>> BEGIN PROVIDED INFORMATION

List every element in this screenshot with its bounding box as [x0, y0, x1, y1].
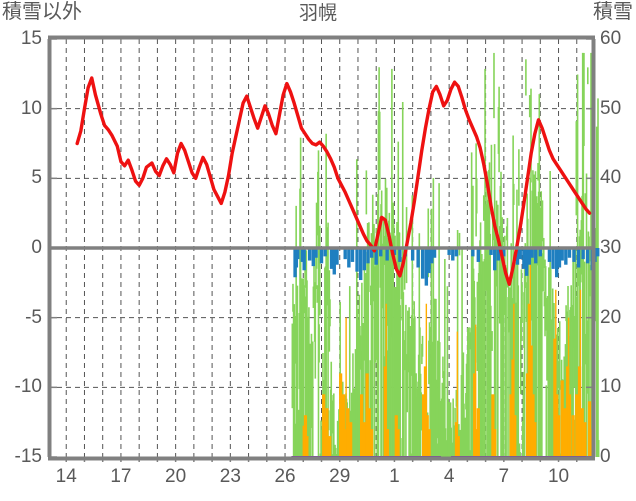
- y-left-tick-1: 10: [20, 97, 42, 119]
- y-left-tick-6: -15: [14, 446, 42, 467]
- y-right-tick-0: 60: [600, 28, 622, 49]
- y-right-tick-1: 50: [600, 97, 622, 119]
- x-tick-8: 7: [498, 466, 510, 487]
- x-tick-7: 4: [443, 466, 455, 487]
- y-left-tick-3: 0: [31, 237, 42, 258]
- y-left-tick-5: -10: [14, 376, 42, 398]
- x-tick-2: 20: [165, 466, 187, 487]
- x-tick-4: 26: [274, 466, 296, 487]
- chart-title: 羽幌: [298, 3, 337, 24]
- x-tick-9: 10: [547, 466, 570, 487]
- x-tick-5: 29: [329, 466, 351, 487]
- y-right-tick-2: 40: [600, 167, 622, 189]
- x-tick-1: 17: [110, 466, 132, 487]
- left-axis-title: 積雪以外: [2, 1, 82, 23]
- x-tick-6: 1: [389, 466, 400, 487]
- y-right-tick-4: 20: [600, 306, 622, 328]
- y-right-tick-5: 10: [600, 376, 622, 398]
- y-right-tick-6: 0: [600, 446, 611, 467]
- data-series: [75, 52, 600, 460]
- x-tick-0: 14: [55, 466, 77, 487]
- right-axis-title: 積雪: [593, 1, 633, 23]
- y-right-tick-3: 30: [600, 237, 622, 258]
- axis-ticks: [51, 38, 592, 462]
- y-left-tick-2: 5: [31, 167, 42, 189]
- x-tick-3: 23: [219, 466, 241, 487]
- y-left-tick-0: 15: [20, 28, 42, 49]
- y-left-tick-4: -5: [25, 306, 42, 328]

>> END PROVIDED INFORMATION
>> BEGIN PROVIDED INFORMATION

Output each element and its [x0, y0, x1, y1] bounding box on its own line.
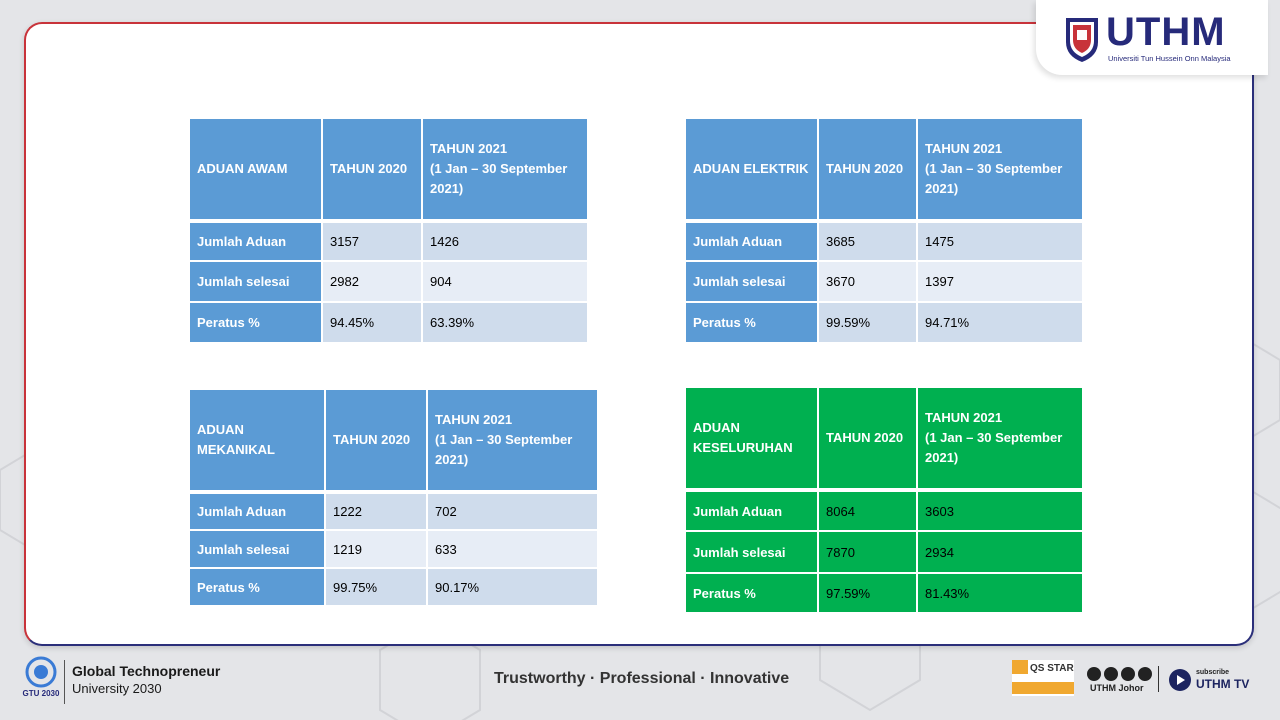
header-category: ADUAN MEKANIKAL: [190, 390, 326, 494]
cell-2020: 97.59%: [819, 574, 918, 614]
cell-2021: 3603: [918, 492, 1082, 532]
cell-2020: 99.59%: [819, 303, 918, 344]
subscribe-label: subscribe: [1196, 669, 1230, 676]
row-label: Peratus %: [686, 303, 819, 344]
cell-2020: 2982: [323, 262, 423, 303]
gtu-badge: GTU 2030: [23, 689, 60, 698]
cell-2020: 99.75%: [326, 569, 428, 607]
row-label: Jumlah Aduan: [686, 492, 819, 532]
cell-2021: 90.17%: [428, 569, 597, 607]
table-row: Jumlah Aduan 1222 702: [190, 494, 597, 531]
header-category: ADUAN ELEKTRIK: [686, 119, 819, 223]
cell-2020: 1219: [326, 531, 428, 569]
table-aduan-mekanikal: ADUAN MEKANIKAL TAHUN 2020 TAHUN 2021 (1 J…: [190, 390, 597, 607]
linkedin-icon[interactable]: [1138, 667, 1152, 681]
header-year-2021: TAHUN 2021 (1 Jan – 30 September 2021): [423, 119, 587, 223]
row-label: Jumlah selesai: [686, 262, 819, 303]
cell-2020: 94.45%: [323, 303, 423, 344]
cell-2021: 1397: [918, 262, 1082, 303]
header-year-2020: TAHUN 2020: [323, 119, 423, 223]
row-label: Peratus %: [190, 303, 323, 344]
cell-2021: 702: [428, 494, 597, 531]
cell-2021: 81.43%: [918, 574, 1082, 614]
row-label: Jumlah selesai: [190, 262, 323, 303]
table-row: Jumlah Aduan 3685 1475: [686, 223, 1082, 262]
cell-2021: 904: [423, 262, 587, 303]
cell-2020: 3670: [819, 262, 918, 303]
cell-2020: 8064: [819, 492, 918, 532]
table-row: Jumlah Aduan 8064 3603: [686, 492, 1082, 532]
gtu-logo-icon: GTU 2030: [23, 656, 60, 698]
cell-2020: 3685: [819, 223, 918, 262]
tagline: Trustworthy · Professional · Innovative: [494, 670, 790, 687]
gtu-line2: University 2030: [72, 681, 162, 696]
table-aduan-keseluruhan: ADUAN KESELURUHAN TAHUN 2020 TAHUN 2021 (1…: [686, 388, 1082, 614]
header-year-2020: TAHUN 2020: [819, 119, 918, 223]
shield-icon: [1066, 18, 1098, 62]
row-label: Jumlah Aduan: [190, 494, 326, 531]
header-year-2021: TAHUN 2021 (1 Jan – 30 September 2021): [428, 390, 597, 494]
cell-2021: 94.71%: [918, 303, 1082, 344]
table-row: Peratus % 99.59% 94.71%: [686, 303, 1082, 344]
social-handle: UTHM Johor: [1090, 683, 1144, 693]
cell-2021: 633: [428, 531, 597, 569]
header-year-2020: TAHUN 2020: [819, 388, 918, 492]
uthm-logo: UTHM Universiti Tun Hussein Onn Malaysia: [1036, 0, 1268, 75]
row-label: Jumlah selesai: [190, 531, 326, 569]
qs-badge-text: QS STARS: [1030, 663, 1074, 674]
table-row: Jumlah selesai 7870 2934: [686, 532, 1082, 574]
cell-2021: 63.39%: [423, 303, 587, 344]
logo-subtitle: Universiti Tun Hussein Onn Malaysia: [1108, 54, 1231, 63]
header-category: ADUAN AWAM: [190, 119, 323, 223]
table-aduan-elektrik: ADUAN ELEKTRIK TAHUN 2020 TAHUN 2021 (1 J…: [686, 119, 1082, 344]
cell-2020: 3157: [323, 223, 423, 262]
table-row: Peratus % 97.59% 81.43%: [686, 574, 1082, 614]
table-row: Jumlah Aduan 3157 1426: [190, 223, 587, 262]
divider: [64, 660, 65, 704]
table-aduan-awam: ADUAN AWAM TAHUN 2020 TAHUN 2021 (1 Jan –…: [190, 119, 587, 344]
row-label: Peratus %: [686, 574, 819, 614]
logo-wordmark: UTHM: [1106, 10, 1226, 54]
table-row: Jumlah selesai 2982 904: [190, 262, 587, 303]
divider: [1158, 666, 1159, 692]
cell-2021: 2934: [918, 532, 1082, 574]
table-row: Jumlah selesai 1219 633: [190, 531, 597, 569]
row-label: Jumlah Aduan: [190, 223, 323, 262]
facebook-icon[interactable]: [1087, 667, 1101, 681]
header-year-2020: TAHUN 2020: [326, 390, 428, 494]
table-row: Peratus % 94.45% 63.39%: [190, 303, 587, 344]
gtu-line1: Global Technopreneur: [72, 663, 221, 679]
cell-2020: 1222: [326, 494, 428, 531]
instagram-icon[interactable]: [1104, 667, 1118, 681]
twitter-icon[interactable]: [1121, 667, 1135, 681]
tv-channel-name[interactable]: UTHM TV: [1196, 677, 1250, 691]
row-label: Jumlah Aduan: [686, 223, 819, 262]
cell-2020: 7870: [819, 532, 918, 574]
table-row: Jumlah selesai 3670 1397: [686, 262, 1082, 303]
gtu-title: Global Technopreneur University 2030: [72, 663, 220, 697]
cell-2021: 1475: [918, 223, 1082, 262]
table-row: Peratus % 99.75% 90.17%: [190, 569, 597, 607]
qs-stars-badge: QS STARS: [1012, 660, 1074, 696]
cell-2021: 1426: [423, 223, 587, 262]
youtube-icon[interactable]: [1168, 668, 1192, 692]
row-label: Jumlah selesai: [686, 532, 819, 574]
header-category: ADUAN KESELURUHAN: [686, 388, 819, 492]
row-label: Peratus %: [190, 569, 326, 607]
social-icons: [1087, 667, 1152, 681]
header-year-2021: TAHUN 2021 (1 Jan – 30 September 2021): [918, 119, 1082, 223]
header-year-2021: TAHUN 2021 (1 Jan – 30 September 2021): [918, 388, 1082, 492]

>> END PROVIDED INFORMATION

WHAT YOU NEED TO DO:
Rewrite the lines of the records as a numbered list, omitting any blank lines, starting with the line that contains "- y-left-tick-1: 10: [20, 97, 42, 119]" and continuing through the line that contains "- x-tick-3: 23: [219, 466, 241, 487]", both included.

SOLUTION TO THIS PROBLEM:
1. - y-left-tick-1: 10: [20, 97, 42, 119]
2. - y-left-tick-6: -15: [14, 446, 42, 467]
3. - y-right-tick-0: 60: [600, 28, 622, 49]
4. - y-right-tick-1: 50: [600, 97, 622, 119]
5. - x-tick-8: 7: [498, 466, 510, 487]
6. - x-tick-7: 4: [443, 466, 455, 487]
7. - y-left-tick-3: 0: [31, 237, 42, 258]
8. - y-left-tick-5: -10: [14, 376, 42, 398]
9. - x-tick-2: 20: [165, 466, 187, 487]
10. - x-tick-4: 26: [274, 466, 296, 487]
11. - chart-title: 羽幌: [298, 3, 337, 24]
12. - x-tick-9: 10: [547, 466, 570, 487]
13. - x-tick-5: 29: [329, 466, 351, 487]
14. - y-right-tick-2: 40: [600, 167, 622, 189]
15. - x-tick-1: 17: [110, 466, 132, 487]
16. - left-axis-title: 積雪以外: [2, 1, 82, 23]
17. - x-tick-6: 1: [389, 466, 400, 487]
18. - y-right-tick-4: 20: [600, 306, 622, 328]
19. - y-right-tick-5: 10: [600, 376, 622, 398]
20. - y-right-tick-6: 0: [600, 446, 611, 467]
21. - data-series: [75, 52, 600, 460]
22. - x-tick-0: 14: [55, 466, 77, 487]
23. - right-axis-title: 積雪: [593, 1, 633, 23]
24. - y-right-tick-3: 30: [600, 237, 622, 258]
25. - axis-ticks: [51, 38, 592, 462]
26. - y-left-tick-2: 5: [31, 167, 42, 189]
27. - x-tick-3: 23: [219, 466, 241, 487]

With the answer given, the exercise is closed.